begin ROWS

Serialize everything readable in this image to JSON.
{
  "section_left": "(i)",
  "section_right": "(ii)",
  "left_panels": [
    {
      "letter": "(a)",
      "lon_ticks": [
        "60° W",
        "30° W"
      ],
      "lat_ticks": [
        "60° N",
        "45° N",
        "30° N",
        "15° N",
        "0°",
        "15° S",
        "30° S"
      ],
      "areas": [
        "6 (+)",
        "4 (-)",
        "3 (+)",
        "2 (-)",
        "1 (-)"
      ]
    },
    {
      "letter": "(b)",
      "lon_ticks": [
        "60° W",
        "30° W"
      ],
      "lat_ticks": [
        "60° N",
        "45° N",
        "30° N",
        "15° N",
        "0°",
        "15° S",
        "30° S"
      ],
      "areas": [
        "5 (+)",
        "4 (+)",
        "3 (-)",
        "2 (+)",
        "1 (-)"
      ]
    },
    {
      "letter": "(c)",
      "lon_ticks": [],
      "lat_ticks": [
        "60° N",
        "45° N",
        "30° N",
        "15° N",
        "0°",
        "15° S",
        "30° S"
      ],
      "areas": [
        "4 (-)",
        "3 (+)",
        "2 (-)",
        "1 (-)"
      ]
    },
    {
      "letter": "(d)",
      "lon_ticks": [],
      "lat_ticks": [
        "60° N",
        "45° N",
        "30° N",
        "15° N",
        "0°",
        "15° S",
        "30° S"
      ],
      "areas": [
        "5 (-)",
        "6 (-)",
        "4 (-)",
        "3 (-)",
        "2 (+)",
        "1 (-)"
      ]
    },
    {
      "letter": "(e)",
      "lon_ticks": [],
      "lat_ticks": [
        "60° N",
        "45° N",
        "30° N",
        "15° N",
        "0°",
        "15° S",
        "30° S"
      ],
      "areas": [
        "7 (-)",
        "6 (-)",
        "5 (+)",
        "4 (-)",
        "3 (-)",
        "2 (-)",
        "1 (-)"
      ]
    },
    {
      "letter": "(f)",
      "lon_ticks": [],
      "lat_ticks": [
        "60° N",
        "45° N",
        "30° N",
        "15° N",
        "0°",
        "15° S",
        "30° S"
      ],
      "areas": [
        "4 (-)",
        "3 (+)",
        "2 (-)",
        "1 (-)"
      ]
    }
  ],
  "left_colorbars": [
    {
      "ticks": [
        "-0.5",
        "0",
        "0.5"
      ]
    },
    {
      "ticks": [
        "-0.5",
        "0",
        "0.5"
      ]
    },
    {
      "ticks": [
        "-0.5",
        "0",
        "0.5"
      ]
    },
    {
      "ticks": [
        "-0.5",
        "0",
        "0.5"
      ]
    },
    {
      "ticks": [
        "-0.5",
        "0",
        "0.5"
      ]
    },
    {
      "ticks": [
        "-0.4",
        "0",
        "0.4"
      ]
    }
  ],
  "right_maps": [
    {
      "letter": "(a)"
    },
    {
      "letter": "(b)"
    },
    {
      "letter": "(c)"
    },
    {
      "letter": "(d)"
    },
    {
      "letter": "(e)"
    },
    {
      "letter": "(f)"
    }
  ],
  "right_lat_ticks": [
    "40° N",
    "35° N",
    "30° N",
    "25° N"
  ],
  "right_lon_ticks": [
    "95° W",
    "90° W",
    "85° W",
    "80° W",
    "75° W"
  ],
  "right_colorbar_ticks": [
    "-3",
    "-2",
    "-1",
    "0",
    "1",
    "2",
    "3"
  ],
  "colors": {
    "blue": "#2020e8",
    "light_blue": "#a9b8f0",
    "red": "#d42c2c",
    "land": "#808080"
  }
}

end ROWS

- TASK GOAL: Transcribe all entries exactly as they are given.

- EXERCISE RESULT:
Serialize everything readable in this image to JSON.
{
  "section_left": "(i)",
  "section_right": "(ii)",
  "left_panels": [
    {
      "letter": "(a)",
      "lon_ticks": [
        "60° W",
        "30° W"
      ],
      "lat_ticks": [
        "60° N",
        "45° N",
        "30° N",
        "15° N",
        "0°",
        "15° S",
        "30° S"
      ],
      "areas": [
        "6 (+)",
        "4 (-)",
        "3 (+)",
        "2 (-)",
        "1 (-)"
      ]
    },
    {
      "letter": "(b)",
      "lon_ticks": [
        "60° W",
        "30° W"
      ],
      "lat_ticks": [
        "60° N",
        "45° N",
        "30° N",
        "15° N",
        "0°",
        "15° S",
        "30° S"
      ],
      "areas": [
        "5 (+)",
        "4 (+)",
        "3 (-)",
        "2 (+)",
        "1 (-)"
      ]
    },
    {
      "letter": "(c)",
      "lon_ticks": [],
      "lat_ticks": [
        "60° N",
        "45° N",
        "30° N",
        "15° N",
        "0°",
        "15° S",
        "30° S"
      ],
      "areas": [
        "4 (-)",
        "3 (+)",
        "2 (-)",
        "1 (-)"
      ]
    },
    {
      "letter": "(d)",
      "lon_ticks": [],
      "lat_ticks": [
        "60° N",
        "45° N",
        "30° N",
        "15° N",
        "0°",
        "15° S",
        "30° S"
      ],
      "areas": [
        "5 (-)",
        "6 (-)",
        "4 (-)",
        "3 (-)",
        "2 (+)",
        "1 (-)"
      ]
    },
    {
      "letter": "(e)",
      "lon_ticks": [],
      "lat_ticks": [
        "60° N",
        "45° N",
        "30° N",
        "15° N",
        "0°",
        "15° S",
        "30° S"
      ],
      "areas": [
        "7 (-)",
        "6 (-)",
        "5 (+)",
        "4 (-)",
        "3 (-)",
        "2 (-)",
        "1 (-)"
      ]
    },
    {
      "letter": "(f)",
      "lon_ticks": [],
      "lat_ticks": [
        "60° N",
        "45° N",
        "30° N",
        "15° N",
        "0°",
        "15° S",
        "30° S"
      ],
      "areas": [
        "4 (-)",
        "3 (+)",
        "2 (-)",
        "1 (-)"
      ]
    }
  ],
  "left_colorbars": [
    {
      "ticks": [
        "-0.5",
        "0",
        "0.5"
      ]
    },
    {
      "ticks": [
        "-0.5",
        "0",
        "0.5"
      ]
    },
    {
      "ticks": [
        "-0.5",
        "0",
        "0.5"
      ]
    },
    {
      "ticks": [
        "-0.5",
        "0",
        "0.5"
      ]
    },
    {
      "ticks": [
        "-0.5",
        "0",
        "0.5"
      ]
    },
    {
      "ticks": [
        "-0.4",
        "0",
        "0.4"
      ]
    }
  ],
  "right_maps": [
    {
      "letter": "(a)"
    },
    {
      "letter": "(b)"
    },
    {
      "letter": "(c)"
    },
    {
      "letter": "(d)"
    },
    {
      "letter": "(e)"
    },
    {
      "letter": "(f)"
    }
  ],
  "right_lat_ticks": [
    "40° N",
    "35° N",
    "30° N",
    "25° N"
  ],
  "right_lon_ticks": [
    "95° W",
    "90° W",
    "85° W",
    "80° W",
    "75° W"
  ],
  "right_colorbar_ticks": [
    "-3",
    "-2",
    "-1",
    "0",
    "1",
    "2",
    "3"
  ],
  "colors": {
    "blue": "#2020e8",
    "light_blue": "#a9b8f0",
    "red": "#d42c2c",
    "land": "#808080"
  }
}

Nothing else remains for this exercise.